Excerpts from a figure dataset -
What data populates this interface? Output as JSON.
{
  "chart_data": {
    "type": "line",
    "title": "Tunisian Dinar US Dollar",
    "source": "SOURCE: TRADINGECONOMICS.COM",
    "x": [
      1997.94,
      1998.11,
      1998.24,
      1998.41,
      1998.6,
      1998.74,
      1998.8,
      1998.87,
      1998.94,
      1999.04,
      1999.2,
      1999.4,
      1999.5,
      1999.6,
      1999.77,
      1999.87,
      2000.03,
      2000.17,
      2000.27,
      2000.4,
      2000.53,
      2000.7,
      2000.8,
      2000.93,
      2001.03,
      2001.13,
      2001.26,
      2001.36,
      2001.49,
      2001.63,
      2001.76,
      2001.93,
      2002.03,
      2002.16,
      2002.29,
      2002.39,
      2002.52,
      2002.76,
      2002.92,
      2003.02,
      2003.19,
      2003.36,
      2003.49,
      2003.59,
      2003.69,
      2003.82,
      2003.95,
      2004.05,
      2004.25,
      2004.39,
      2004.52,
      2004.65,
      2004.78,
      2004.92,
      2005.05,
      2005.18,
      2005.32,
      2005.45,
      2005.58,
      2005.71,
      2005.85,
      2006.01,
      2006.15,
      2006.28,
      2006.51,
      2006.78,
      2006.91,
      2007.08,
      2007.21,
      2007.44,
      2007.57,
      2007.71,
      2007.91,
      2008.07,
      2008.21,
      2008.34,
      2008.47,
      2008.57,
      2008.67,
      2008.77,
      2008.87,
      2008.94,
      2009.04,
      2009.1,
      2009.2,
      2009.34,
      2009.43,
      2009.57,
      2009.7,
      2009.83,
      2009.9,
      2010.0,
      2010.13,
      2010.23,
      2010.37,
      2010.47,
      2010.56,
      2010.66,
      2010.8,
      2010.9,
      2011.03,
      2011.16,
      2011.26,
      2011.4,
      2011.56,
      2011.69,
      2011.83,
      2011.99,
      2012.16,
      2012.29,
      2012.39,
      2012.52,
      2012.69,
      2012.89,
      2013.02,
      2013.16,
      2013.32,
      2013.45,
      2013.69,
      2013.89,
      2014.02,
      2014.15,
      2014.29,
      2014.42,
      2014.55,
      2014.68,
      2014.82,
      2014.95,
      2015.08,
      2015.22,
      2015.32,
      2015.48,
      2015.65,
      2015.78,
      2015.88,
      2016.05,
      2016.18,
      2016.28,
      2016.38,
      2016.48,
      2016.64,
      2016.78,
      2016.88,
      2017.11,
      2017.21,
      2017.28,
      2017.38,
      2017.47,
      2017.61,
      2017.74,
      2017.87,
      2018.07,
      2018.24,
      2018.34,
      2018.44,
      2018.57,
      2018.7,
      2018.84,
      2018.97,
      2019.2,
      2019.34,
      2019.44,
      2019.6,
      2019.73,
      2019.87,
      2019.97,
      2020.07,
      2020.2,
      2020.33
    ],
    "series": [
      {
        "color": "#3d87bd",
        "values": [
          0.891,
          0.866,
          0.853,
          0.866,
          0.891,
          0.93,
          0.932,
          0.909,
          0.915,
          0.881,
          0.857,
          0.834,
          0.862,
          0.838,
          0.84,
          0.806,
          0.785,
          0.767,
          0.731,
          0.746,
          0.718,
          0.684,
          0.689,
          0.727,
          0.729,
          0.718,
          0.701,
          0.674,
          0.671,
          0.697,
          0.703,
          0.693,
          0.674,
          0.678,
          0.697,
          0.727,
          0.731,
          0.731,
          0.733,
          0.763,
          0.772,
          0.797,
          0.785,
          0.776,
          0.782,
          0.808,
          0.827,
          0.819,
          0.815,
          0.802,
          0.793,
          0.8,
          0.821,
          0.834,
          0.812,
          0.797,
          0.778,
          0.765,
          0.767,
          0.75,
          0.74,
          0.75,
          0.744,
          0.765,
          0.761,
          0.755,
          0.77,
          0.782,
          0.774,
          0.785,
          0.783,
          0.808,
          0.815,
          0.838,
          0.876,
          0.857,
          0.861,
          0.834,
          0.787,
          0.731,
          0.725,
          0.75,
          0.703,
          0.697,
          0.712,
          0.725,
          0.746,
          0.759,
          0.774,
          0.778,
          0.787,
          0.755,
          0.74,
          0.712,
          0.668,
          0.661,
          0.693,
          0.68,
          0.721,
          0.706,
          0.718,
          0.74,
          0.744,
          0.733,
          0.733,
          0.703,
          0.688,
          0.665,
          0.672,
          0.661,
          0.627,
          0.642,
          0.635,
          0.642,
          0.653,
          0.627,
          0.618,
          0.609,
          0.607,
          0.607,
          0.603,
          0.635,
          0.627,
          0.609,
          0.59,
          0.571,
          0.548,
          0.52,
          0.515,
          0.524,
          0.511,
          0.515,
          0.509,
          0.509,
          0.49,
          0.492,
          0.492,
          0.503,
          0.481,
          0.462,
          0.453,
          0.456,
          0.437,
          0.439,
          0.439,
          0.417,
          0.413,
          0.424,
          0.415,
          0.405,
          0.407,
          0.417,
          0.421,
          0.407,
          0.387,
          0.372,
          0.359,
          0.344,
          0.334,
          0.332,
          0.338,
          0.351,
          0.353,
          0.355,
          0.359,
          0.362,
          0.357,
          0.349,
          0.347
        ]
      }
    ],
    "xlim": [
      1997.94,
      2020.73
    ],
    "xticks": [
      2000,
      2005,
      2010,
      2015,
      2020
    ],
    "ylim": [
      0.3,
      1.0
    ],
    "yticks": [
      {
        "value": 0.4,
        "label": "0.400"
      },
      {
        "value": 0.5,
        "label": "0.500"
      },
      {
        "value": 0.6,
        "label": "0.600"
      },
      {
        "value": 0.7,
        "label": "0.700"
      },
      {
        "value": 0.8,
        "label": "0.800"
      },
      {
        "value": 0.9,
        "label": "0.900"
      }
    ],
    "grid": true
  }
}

Goal -
Give only the number of lines in the data that hold the string "label".

The result -
6